[START PROVIDED ENTRIES]
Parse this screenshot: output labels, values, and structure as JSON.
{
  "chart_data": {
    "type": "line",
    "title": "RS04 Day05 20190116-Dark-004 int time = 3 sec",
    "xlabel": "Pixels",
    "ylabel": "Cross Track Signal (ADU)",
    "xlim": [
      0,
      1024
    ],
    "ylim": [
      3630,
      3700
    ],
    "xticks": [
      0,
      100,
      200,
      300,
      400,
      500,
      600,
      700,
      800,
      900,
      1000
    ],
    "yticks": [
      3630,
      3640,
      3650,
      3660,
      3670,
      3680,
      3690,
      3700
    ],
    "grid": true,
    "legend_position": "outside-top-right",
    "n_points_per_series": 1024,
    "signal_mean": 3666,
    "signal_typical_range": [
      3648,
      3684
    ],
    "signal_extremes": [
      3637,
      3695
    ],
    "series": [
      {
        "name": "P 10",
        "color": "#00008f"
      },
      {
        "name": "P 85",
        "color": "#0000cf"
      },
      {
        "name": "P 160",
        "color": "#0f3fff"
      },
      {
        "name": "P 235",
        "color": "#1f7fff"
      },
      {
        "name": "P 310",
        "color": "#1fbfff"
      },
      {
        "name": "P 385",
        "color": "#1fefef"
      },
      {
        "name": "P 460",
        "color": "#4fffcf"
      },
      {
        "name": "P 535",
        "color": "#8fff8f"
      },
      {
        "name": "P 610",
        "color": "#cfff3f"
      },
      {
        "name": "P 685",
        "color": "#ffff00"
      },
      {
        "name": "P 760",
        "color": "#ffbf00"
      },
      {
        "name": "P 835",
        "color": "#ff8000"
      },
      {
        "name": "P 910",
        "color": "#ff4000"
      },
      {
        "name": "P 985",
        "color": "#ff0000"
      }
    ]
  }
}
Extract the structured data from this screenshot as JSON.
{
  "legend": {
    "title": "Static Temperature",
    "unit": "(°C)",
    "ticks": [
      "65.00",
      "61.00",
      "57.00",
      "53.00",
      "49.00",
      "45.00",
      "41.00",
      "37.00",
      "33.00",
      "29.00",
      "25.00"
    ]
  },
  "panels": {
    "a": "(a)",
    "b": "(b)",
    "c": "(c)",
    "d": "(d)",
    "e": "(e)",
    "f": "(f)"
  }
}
[END PROVIDED ENTRIES]
[EXERCISE]
Each line of the material should be duplicated exactly, please.

[OUTPUT OF THE EXERCISE]
Parse this screenshot: output labels, values, and structure as JSON.
{
  "chart_data": {
    "type": "line",
    "title": "RS04 Day05 20190116-Dark-004 int time = 3 sec",
    "xlabel": "Pixels",
    "ylabel": "Cross Track Signal (ADU)",
    "xlim": [
      0,
      1024
    ],
    "ylim": [
      3630,
      3700
    ],
    "xticks": [
      0,
      100,
      200,
      300,
      400,
      500,
      600,
      700,
      800,
      900,
      1000
    ],
    "yticks": [
      3630,
      3640,
      3650,
      3660,
      3670,
      3680,
      3690,
      3700
    ],
    "grid": true,
    "legend_position": "outside-top-right",
    "n_points_per_series": 1024,
    "signal_mean": 3666,
    "signal_typical_range": [
      3648,
      3684
    ],
    "signal_extremes": [
      3637,
      3695
    ],
    "series": [
      {
        "name": "P 10",
        "color": "#00008f"
      },
      {
        "name": "P 85",
        "color": "#0000cf"
      },
      {
        "name": "P 160",
        "color": "#0f3fff"
      },
      {
        "name": "P 235",
        "color": "#1f7fff"
      },
      {
        "name": "P 310",
        "color": "#1fbfff"
      },
      {
        "name": "P 385",
        "color": "#1fefef"
      },
      {
        "name": "P 460",
        "color": "#4fffcf"
      },
      {
        "name": "P 535",
        "color": "#8fff8f"
      },
      {
        "name": "P 610",
        "color": "#cfff3f"
      },
      {
        "name": "P 685",
        "color": "#ffff00"
      },
      {
        "name": "P 760",
        "color": "#ffbf00"
      },
      {
        "name": "P 835",
        "color": "#ff8000"
      },
      {
        "name": "P 910",
        "color": "#ff4000"
      },
      {
        "name": "P 985",
        "color": "#ff0000"
      }
    ]
  }
}
Extract the structured data from this screenshot as JSON.
{
  "legend": {
    "title": "Static Temperature",
    "unit": "(°C)",
    "ticks": [
      "65.00",
      "61.00",
      "57.00",
      "53.00",
      "49.00",
      "45.00",
      "41.00",
      "37.00",
      "33.00",
      "29.00",
      "25.00"
    ]
  },
  "panels": {
    "a": "(a)",
    "b": "(b)",
    "c": "(c)",
    "d": "(d)",
    "e": "(e)",
    "f": "(f)"
  }
}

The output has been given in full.